*DIRECTIONS*
For this exercise, copy out each line of the material below that includes "باليت".

*EXERCISE INPUT*
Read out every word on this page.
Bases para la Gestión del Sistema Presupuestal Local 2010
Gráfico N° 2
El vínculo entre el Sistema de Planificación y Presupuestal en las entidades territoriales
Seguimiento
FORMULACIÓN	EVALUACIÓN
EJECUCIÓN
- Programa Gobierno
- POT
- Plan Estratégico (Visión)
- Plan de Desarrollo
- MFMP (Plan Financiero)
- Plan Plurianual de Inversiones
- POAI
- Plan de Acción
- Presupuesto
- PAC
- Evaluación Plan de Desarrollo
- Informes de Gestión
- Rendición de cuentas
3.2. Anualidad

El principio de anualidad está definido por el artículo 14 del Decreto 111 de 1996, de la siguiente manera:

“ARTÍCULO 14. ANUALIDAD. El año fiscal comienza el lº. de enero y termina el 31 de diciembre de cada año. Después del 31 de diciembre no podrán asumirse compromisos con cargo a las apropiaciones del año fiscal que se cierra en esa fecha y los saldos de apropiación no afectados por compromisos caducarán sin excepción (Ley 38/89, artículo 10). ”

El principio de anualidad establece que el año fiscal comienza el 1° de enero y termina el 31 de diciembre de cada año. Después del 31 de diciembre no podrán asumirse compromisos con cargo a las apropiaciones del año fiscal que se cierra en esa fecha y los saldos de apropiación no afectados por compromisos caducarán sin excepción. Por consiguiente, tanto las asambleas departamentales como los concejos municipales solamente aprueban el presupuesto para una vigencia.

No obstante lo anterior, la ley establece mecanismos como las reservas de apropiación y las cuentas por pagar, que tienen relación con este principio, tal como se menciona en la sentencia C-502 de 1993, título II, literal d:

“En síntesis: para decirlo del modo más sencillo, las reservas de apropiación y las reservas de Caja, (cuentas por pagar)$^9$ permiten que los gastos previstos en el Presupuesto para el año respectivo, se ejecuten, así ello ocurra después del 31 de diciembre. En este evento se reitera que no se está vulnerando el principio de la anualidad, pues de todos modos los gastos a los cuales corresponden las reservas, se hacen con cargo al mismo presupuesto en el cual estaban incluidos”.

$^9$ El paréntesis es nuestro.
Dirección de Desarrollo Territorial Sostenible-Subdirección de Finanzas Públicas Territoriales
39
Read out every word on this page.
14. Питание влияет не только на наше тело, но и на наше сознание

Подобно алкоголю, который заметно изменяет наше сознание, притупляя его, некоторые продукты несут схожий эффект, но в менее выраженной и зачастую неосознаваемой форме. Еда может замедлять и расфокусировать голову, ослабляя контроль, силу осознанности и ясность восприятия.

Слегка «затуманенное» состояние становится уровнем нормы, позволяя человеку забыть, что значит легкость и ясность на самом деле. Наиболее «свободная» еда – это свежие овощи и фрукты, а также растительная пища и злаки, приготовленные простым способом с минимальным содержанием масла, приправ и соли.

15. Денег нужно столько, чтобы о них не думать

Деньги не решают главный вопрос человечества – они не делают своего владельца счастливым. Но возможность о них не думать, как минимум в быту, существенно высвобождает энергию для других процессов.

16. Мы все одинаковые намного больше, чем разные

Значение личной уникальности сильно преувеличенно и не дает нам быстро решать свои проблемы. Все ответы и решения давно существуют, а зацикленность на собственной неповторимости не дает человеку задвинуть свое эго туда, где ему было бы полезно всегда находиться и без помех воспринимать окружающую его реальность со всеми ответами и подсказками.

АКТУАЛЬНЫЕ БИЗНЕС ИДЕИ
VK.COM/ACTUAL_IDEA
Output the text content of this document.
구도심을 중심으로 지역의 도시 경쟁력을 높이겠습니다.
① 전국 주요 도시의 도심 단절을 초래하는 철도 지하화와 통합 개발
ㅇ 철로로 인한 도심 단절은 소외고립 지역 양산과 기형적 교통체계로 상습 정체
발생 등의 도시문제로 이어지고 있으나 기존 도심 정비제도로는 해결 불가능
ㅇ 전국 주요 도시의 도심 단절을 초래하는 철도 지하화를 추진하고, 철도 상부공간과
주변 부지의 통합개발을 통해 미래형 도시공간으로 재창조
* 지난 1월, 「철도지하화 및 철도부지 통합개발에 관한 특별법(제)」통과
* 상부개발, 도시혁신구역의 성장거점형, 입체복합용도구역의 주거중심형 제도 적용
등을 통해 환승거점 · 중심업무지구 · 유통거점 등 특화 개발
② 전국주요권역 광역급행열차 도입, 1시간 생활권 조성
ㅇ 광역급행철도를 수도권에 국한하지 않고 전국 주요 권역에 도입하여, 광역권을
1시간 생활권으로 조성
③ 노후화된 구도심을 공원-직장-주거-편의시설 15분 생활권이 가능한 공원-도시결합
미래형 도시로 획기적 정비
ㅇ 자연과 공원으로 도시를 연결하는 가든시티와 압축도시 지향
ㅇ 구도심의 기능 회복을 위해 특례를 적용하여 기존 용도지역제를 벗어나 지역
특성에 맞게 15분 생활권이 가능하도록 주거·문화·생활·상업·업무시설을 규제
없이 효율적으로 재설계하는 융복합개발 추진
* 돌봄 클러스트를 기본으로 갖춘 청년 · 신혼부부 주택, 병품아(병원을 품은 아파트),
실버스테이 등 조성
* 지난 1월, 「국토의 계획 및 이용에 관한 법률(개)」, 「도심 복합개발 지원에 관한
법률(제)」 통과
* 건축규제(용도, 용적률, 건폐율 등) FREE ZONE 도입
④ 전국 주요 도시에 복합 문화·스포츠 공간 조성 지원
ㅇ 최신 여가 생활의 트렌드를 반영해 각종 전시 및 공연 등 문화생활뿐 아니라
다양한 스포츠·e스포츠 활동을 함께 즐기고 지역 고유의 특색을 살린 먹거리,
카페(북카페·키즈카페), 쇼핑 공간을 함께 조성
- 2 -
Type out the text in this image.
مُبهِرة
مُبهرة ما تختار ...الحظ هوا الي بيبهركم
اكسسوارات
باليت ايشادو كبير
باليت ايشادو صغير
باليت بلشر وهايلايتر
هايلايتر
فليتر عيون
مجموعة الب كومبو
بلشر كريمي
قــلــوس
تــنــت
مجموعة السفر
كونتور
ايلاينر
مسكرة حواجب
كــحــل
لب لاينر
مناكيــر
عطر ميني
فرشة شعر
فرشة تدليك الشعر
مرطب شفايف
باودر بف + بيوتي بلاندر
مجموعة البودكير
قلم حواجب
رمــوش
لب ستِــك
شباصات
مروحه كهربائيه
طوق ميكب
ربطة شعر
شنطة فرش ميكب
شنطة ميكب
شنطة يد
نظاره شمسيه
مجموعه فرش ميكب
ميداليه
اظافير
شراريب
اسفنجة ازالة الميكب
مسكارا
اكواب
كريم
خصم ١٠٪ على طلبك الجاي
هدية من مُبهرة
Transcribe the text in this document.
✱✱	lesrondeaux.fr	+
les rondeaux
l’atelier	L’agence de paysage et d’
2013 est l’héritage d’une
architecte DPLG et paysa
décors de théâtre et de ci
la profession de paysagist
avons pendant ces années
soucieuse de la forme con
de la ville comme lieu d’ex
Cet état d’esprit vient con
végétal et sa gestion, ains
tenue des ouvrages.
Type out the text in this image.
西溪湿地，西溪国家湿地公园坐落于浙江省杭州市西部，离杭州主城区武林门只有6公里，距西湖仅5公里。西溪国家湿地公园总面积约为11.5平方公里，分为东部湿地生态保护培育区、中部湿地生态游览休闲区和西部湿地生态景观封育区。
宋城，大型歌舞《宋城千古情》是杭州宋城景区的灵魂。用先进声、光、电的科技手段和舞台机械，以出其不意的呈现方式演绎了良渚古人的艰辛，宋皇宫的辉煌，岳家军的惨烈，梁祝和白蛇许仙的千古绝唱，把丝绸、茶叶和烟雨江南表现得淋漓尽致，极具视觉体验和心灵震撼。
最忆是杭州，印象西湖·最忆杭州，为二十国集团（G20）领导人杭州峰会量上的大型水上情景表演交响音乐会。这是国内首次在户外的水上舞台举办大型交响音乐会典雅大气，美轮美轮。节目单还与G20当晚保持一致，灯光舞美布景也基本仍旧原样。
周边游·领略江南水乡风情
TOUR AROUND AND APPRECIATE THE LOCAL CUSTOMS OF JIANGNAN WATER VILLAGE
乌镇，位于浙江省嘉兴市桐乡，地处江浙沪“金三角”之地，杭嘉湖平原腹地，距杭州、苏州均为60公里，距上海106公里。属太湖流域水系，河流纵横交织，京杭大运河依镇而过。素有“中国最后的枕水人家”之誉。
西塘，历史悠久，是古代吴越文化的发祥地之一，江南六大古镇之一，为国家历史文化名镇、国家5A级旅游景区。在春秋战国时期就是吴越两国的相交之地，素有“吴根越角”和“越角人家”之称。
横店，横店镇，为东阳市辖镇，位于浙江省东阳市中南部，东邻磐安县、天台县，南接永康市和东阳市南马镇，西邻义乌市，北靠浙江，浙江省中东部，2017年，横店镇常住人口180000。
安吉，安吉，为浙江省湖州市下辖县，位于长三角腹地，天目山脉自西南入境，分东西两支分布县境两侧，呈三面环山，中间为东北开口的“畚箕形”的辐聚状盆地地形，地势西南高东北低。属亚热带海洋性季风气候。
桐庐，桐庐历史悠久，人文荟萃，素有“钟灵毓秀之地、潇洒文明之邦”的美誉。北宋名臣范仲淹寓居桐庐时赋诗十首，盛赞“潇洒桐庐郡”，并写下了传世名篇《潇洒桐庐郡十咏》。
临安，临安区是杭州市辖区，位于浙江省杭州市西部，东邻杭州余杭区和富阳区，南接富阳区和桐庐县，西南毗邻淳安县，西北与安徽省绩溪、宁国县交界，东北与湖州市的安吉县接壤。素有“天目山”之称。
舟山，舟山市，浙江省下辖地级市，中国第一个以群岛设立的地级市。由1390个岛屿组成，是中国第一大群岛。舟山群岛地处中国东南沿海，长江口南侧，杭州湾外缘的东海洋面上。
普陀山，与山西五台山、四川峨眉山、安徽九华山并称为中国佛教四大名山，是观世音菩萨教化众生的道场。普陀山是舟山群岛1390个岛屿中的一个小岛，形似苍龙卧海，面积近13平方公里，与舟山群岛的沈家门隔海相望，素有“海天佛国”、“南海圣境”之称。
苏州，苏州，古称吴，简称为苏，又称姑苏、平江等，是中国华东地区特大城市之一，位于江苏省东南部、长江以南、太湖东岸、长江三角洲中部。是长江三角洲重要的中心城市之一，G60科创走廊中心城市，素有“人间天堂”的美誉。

*PROBLEM SOLUTION*
باليت ايشادو كبير
باليت ايشادو صغير
باليت بلشر وهايلايتر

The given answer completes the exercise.